Pearce’s entire family, whose unfailing support is clearly his touchstone, was on hand at Sundance. At a party for documentary films, Pearce wanted to know what I thought of the film and then offered up his own extended review. It was mostly positive. Whew!
I had a very political day and a half when I caught in succession Frieda Mock’s “Anita: Speaking Truth to Power,” about Anita Hill; “The World According to Dick Cheney,” directed by R.J. Cutler and Greg Finton; Alex Gibney’s marvelous “We Steal Secrets: The Story of WikiLeaks”; and Richard Rowley’s eye-opening “Dirty Wars,” which follows reporter/whistle-blower Jeremy Scahill’s investigations into covert military operations conducted by the United States in more than 70 countries, including some that are supposed American allies.
Hill, now an author and a professor at Brandeis University, showed up after the screening of “Anita,” which features ample testimony from the 1991 Senate Judiciary hearings in which 14 white men, headed up by then-Sen. Joe Biden, sat in mostly humiliating judgment of her charges of sexual harassment against US Supreme Court nominee Clarence Thomas. “I feel really good,” she beamingly told the packed house. About the issue of sexual harassment that she so much brought to the fore: “We have to commit ourselves to getting it right in the future.” And about that electric blue dress she wore to the hearings? “It became a fashion statement in Ghana.”
Dick Cheney cooperated on his documentary, which is even-handed even if its subject is not. Asked to name his main fault, he ponders for a long moment before coming up blank. Referred to in the film as “the most powerful unpresidential figure this country has ever known,” Cheney is not in the warm-and-fuzzy business. “If you want to be loved,” he says, “be a movie star.”
Over dinner I asked Alex Gibney about Julian Assange’s reaction to his film, which not only expertly delineates the history of WikiLeaks, the website that rocked the world, but also delves deeply into the psychology of its founder. “He’s already denounced it,” Gibney said. “And he hasn’t seen it.” As a consequence of sexual-harassment charges in Sweden, Assange has thus far escaped extradition by receiving asylum in the Ecuadorean Embassy in London. From there he has been furiously tweeting against Gibney and the film.

··········

- [PROMPT 1]:
Answer these questions from the Sundance report, one line each:
(a) At which university is Anita Hill now a professor?
(b) Who directed "The World According to Dick Cheney"?
(c) In what building has Julian Assange received asylum?
- [PROMPT 2]:
Decide whether each statement agrees with the Sundance report. Answer yes or no, and quote the words that settle it.
(a) Dick Cheney declined to cooperate on the documentary about him.
(b) The 1991 Senate Judiciary hearings were headed by then-Sen. Joe Biden.
(c) Assange denounced Gibney's film after watching it.
- [PROMPT 3]:
Using the Sundance report, explain in one to three sentences why Assange faced extradition and how he has avoided it so far.

··········

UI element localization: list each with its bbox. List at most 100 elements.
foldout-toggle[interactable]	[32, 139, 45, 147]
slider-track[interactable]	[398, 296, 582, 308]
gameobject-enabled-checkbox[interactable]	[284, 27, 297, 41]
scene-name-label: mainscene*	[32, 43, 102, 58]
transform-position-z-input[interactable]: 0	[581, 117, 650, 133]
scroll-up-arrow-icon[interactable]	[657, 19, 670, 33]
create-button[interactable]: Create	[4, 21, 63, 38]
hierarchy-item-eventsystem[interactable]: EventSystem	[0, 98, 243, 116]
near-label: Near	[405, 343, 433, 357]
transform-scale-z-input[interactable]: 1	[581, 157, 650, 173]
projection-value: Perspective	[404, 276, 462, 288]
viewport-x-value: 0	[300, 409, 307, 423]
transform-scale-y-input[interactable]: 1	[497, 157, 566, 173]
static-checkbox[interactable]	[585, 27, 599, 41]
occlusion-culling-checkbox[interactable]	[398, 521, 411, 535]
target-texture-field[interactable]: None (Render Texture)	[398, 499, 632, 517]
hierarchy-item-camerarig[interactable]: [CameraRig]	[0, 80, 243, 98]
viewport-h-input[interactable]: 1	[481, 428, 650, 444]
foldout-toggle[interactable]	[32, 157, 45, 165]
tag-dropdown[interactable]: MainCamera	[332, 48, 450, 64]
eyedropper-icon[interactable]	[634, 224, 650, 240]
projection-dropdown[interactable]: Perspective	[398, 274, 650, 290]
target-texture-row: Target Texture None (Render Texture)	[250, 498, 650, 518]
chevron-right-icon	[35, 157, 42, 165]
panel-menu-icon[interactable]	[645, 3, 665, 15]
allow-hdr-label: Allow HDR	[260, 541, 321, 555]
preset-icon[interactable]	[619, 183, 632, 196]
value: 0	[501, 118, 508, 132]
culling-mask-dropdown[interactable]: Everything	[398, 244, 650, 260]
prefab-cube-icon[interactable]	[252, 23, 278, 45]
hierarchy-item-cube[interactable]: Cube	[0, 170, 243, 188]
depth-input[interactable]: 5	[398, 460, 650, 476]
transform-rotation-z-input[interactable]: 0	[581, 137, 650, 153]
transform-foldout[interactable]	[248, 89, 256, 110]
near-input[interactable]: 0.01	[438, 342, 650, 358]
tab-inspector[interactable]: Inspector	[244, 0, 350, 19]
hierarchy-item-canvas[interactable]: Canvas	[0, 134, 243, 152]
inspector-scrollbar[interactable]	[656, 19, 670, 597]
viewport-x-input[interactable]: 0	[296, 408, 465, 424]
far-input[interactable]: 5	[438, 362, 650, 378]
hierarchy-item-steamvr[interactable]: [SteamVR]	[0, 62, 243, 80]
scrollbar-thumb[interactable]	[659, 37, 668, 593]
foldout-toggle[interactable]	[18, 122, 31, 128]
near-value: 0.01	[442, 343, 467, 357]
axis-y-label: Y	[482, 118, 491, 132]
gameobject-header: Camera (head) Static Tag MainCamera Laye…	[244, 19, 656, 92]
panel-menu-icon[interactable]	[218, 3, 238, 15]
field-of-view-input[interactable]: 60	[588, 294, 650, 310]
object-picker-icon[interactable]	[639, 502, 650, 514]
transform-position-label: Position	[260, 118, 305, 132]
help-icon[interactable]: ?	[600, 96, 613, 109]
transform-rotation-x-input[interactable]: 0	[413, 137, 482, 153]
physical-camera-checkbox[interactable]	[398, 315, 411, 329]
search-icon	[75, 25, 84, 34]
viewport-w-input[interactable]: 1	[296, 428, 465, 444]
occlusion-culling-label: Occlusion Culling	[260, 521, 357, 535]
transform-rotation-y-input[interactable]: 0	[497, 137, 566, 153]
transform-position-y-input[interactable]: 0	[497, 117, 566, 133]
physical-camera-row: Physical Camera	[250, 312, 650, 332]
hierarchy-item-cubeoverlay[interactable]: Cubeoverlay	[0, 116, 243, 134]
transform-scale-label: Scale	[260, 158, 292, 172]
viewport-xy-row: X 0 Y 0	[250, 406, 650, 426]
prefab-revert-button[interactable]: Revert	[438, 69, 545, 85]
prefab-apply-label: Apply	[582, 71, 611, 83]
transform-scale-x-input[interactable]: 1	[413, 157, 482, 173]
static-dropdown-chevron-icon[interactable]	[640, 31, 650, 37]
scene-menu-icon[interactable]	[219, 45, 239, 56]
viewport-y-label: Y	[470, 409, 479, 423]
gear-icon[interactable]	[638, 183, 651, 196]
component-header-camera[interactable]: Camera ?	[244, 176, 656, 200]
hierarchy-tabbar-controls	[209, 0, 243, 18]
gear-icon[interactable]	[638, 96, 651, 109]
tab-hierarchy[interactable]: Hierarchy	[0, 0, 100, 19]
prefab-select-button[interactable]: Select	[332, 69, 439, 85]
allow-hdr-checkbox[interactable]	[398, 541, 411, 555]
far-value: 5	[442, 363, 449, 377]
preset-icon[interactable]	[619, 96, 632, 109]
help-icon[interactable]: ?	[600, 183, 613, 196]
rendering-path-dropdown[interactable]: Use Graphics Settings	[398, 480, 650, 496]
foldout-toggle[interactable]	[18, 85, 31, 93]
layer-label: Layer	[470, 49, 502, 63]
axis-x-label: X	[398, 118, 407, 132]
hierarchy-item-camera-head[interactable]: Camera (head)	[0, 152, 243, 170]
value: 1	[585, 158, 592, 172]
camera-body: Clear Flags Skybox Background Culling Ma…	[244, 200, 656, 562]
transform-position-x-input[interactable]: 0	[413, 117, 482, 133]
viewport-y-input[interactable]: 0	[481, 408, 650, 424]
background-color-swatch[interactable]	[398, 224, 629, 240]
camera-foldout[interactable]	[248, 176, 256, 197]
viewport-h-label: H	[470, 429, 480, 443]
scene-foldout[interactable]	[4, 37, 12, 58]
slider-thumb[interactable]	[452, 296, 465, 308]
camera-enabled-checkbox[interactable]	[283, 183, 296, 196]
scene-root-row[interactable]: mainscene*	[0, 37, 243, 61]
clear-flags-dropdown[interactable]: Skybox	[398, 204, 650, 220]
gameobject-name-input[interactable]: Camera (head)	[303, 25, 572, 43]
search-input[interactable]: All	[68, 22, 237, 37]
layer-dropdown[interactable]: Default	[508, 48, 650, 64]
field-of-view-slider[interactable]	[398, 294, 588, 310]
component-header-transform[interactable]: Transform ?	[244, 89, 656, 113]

··········

- [RESULT 1]:
(a) Brandeis University.
(b) R.J. Cutler and Greg Finton.
(c) The Ecuadorean Embassy in London.

- [RESULT 2]:
(a) No: "Dick Cheney cooperated on his documentary"
(b) Yes: "14 white men, headed up by then-Sen. Joe Biden"
(c) No: "He’s already denounced it," … "And he hasn’t seen it."

- [RESULT 3]:
Assange faced extradition as a consequence of sexual-harassment charges in Sweden. He has escaped it thus far by receiving asylum in the Ecuadorean Embassy in London.